Exercise requirements: Return each line of the records with nothing changed, pictures excepted.

Collected data entries:
>>>>>

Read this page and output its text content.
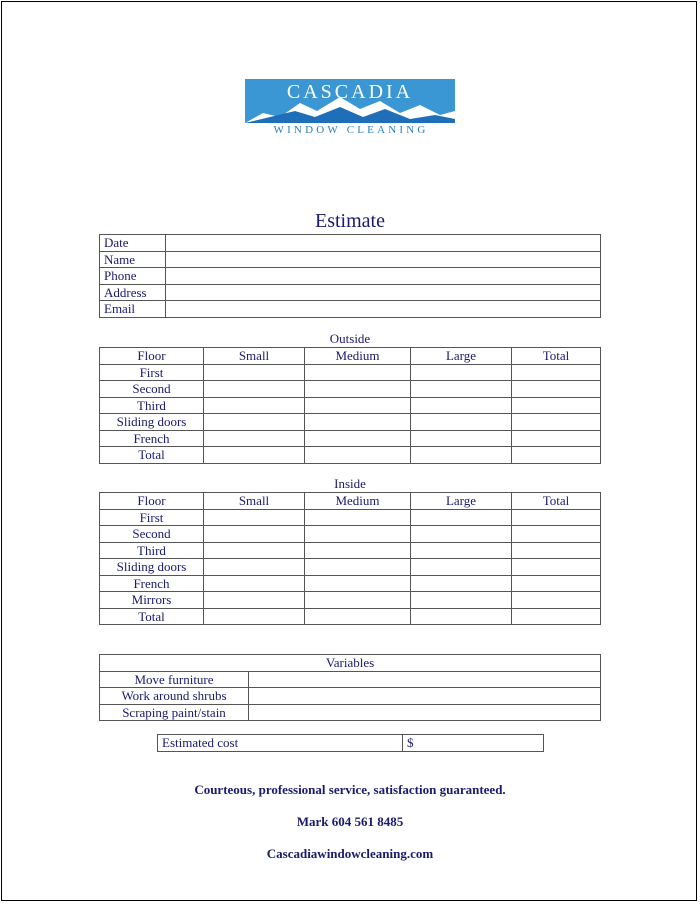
CASCADIA
WINDOW CLEANING
Estimate
Date	
Name	
Phone	
Address	
Email	
Outside
Floor	Small	Medium	Large	Total
First				
Second				
Third				
Sliding doors				
French				
Total				
Inside
Floor	Small	Medium	Large	Total
First				
Second				
Third				
Sliding doors				
French				
Mirrors				
Total				
Variables	
Move furniture	
Work around shrubs	
Scraping paint/stain	
Estimated cost	$
Courteous, professional service, satisfaction guaranteed.
Mark 604 561 8485
Cascadiawindowcleaning.com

<<<<<

Expected answer:
Read this page and output its text content.
CASCADIA
WINDOW CLEANING
Estimate
Date	
Name	
Phone	
Address	
Email	
Outside
Floor	Small	Medium	Large	Total
First				
Second				
Third				
Sliding doors				
French				
Total				
Inside
Floor	Small	Medium	Large	Total
First				
Second				
Third				
Sliding doors				
French				
Mirrors				
Total				
Variables	
Move furniture	
Work around shrubs	
Scraping paint/stain	
Estimated cost	$
Courteous, professional service, satisfaction guaranteed.
Mark 604 561 8485
Cascadiawindowcleaning.com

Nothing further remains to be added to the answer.